Extract, from the listing that follows, each line containing the word "part".

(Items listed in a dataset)
------

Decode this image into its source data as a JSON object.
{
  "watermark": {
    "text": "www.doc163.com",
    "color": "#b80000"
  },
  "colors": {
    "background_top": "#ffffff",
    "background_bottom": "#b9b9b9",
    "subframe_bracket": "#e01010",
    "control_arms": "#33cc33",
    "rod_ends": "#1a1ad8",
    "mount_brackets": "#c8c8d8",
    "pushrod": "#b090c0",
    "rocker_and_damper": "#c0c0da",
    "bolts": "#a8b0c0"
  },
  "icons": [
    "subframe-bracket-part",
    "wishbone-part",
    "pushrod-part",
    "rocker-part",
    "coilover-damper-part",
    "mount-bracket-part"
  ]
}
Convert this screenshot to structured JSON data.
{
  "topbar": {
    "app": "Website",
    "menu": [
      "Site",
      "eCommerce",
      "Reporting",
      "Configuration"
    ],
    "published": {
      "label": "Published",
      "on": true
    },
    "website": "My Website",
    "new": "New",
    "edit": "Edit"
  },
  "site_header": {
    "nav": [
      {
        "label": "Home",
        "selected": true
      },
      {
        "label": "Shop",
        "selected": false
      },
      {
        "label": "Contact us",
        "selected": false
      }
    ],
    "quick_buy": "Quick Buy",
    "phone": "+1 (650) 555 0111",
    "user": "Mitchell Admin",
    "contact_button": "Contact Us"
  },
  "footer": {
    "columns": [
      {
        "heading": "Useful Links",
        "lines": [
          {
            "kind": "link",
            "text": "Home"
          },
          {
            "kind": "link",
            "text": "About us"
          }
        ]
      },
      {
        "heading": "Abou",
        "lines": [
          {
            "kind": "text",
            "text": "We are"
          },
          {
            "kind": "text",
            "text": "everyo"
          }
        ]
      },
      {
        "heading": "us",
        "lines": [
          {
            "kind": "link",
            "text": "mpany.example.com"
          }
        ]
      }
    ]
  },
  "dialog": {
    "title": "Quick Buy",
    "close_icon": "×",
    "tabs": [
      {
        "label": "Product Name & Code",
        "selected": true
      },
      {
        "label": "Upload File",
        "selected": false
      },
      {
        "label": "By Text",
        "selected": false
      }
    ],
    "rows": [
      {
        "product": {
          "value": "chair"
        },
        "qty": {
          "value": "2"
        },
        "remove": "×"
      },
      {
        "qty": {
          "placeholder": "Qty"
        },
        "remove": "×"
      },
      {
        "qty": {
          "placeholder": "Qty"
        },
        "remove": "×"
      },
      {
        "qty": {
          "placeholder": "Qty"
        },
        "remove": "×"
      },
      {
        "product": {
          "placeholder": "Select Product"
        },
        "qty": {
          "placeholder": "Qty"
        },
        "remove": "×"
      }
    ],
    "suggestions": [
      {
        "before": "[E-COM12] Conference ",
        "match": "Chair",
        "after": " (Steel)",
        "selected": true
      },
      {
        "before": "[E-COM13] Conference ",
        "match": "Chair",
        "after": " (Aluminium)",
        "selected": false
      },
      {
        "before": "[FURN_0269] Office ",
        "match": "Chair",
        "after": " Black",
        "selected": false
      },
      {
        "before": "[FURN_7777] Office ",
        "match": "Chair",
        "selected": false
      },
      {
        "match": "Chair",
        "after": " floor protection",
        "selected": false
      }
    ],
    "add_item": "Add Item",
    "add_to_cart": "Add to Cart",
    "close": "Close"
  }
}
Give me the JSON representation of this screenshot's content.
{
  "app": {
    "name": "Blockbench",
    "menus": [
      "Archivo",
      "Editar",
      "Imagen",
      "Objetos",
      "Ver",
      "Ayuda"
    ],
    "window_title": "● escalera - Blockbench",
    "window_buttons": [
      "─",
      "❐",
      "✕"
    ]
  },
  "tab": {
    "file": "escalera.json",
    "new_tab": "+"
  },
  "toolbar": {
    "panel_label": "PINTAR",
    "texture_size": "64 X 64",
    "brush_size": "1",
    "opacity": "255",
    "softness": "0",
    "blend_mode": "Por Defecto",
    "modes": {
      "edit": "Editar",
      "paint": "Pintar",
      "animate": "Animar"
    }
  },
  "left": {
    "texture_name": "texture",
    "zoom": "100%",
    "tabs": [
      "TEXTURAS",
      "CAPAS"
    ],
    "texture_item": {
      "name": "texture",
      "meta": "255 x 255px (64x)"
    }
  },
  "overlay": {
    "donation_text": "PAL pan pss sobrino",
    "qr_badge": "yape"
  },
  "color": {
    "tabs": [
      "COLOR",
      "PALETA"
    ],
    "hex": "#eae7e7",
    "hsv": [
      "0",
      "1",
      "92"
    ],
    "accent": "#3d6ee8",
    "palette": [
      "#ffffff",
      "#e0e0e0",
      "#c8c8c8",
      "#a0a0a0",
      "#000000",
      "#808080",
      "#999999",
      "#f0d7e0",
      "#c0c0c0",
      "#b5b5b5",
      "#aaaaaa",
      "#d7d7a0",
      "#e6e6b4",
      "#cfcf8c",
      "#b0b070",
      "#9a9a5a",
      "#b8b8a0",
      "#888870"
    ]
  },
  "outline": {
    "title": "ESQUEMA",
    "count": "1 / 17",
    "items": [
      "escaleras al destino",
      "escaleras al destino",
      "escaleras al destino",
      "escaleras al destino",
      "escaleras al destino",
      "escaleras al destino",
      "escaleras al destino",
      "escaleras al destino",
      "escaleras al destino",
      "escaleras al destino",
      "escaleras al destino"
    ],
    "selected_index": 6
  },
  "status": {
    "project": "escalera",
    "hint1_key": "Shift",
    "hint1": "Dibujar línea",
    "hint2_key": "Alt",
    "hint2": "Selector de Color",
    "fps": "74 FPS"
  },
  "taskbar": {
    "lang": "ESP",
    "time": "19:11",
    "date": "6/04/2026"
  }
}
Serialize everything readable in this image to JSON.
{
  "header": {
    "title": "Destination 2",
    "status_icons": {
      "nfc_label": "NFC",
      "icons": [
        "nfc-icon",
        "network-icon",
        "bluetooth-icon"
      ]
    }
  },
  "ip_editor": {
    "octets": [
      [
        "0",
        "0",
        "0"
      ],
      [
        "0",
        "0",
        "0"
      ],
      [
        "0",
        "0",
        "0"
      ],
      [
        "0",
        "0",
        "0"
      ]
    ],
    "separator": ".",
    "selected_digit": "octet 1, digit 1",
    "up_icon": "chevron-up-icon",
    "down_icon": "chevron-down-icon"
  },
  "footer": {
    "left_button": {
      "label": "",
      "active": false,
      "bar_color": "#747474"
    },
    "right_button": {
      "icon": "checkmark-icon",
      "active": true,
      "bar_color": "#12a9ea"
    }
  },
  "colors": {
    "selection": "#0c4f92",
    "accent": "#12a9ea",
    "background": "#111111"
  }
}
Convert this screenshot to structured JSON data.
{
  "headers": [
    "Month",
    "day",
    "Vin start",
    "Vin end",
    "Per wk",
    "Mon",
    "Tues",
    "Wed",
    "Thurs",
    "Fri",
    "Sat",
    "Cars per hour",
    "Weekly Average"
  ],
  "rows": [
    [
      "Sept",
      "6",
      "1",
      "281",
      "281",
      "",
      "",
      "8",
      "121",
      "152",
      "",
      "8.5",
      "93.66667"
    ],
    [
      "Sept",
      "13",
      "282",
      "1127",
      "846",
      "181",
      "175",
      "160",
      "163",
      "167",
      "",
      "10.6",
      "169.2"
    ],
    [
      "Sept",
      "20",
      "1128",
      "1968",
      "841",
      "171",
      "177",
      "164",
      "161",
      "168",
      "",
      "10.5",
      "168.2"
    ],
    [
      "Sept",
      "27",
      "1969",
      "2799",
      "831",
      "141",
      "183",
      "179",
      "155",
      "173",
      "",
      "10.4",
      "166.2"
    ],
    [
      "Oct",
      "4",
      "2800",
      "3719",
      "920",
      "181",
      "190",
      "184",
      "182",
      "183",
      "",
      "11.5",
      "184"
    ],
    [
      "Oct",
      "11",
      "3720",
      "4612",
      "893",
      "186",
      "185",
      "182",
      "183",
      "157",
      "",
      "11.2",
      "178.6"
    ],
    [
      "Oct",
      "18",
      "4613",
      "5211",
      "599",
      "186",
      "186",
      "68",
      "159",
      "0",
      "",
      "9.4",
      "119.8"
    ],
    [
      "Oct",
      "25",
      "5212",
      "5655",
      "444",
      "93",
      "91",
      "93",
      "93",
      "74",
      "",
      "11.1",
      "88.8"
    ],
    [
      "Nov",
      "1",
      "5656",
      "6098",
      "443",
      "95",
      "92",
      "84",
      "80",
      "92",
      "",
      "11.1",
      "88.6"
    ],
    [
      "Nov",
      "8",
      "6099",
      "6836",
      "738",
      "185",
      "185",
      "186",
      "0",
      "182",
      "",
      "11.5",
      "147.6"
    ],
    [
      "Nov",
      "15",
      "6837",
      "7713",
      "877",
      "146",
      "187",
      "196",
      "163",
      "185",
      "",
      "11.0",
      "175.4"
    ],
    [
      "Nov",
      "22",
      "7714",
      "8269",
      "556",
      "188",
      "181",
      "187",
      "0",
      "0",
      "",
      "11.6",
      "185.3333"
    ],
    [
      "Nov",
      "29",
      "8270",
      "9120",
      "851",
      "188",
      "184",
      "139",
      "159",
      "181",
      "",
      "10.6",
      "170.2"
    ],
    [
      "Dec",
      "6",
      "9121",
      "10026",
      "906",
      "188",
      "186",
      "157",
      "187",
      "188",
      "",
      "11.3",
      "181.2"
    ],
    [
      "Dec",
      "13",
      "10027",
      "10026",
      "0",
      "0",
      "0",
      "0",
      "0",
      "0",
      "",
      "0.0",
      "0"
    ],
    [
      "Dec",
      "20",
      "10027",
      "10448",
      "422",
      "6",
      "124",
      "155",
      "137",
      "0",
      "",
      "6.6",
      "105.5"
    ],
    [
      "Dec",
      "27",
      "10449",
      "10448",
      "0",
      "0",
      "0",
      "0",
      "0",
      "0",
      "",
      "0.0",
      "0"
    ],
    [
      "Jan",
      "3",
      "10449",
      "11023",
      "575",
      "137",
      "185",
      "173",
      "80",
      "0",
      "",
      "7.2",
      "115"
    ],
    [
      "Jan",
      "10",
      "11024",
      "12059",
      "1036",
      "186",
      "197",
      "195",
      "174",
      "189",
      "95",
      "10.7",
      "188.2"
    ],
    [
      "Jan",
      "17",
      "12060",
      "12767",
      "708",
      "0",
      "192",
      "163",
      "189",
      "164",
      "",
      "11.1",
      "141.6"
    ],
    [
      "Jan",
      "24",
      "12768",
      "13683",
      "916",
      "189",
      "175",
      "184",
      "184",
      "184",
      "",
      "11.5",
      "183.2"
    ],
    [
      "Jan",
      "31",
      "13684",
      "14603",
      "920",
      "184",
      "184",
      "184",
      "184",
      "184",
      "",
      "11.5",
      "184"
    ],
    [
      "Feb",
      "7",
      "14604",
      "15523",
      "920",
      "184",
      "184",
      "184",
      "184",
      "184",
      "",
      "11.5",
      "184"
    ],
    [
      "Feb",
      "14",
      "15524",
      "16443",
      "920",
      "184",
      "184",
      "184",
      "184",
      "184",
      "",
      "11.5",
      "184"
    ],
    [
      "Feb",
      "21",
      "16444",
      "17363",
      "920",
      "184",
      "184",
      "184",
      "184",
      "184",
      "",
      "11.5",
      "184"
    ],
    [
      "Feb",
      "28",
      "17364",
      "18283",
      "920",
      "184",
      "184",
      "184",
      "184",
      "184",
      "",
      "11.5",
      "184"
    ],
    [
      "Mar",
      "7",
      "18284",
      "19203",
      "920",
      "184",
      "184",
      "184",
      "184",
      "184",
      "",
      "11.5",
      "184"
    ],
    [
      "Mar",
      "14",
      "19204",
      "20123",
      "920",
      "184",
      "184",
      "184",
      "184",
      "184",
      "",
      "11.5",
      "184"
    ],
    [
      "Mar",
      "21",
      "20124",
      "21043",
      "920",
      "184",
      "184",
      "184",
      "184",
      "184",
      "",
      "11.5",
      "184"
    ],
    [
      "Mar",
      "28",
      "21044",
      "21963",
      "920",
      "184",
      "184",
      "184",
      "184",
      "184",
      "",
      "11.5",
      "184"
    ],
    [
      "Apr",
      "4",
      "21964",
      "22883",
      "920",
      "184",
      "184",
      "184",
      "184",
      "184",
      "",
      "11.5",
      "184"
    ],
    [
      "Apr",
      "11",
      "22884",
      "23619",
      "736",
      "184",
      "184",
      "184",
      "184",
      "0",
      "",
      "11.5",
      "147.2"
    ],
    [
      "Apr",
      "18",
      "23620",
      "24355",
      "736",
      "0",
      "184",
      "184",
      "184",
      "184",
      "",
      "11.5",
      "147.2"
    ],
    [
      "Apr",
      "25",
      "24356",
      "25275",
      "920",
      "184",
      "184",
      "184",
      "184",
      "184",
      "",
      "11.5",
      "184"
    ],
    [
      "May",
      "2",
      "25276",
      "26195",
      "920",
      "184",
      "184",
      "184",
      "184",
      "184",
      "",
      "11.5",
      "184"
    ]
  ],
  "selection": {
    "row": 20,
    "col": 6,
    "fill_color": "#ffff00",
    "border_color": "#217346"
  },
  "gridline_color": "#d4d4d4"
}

------

→ **Reply**:
    "subframe-bracket-part",
    "wishbone-part",
    "pushrod-part",
    "rocker-part",
    "coilover-damper-part",
    "mount-bracket-part"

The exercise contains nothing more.